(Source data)

---*---

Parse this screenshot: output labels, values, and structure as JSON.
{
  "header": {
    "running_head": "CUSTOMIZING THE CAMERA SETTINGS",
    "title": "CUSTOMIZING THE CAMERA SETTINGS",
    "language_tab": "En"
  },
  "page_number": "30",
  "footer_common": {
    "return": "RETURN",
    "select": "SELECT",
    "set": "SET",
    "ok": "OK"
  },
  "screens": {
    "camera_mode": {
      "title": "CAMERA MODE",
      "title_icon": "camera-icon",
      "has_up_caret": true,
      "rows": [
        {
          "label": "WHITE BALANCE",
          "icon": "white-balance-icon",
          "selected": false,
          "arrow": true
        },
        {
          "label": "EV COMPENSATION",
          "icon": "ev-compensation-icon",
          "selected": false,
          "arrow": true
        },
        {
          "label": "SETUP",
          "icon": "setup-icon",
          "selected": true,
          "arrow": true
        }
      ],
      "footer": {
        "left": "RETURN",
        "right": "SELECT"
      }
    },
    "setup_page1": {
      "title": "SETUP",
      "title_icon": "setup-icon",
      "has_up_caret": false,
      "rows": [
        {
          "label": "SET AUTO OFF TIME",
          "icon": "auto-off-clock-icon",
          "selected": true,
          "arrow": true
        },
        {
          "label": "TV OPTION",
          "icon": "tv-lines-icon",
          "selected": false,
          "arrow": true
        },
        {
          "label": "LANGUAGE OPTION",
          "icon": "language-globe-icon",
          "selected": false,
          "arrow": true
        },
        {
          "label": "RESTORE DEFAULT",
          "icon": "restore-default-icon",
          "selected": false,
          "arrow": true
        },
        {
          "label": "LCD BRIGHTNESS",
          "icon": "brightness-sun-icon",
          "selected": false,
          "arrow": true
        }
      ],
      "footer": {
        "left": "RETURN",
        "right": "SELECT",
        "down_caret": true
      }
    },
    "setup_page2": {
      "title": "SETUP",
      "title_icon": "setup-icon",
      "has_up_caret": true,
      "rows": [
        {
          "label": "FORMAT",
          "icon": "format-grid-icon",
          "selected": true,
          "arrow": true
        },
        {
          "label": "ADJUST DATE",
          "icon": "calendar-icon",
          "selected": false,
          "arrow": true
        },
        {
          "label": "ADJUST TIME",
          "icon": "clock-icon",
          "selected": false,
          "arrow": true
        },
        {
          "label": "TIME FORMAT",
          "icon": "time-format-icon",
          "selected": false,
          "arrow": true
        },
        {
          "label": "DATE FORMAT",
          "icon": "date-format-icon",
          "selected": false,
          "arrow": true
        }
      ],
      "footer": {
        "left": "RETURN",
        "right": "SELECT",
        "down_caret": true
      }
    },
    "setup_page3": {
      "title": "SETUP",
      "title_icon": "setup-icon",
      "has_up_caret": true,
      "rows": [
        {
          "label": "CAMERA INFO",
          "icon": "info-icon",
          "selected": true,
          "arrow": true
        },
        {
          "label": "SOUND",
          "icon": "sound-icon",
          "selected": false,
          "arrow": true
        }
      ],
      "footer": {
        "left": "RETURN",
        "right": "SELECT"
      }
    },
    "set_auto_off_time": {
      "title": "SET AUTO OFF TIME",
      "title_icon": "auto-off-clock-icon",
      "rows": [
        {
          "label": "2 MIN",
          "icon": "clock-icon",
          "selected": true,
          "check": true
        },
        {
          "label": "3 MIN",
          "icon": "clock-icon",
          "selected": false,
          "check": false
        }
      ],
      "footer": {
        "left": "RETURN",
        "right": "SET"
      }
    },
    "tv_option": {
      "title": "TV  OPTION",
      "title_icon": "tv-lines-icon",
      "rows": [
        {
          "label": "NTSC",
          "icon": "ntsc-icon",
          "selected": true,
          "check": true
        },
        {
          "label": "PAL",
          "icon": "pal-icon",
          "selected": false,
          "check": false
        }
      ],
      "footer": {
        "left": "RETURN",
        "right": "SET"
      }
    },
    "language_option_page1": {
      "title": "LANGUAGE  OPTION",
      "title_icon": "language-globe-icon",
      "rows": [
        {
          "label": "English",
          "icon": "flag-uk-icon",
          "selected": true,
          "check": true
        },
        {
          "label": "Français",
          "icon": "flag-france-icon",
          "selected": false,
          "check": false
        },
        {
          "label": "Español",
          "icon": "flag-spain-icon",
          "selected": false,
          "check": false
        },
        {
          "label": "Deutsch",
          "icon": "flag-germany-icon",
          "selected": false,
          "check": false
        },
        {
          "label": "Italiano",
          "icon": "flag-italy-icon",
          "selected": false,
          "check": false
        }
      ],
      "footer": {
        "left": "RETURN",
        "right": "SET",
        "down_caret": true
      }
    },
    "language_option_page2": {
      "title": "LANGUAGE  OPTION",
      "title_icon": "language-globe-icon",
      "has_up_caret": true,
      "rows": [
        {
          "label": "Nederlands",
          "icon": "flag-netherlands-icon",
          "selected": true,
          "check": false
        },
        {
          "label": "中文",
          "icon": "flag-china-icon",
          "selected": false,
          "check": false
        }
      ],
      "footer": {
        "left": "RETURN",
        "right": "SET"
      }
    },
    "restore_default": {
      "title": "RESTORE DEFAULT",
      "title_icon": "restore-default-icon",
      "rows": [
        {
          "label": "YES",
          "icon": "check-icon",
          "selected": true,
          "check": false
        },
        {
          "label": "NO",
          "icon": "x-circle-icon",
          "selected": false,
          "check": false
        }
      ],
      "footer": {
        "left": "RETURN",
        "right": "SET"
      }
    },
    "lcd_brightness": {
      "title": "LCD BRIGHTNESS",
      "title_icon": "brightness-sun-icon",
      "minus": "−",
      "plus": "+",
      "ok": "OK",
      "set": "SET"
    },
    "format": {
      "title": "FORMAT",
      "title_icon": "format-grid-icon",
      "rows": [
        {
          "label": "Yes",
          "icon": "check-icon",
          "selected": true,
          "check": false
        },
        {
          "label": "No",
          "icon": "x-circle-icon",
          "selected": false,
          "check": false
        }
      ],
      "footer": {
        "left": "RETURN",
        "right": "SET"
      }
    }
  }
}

---*---

Problem requirements: Where a line holds the string "lines", copy that line.

Exercise result:
          "icon": "tv-lines-icon",
      "title_icon": "tv-lines-icon",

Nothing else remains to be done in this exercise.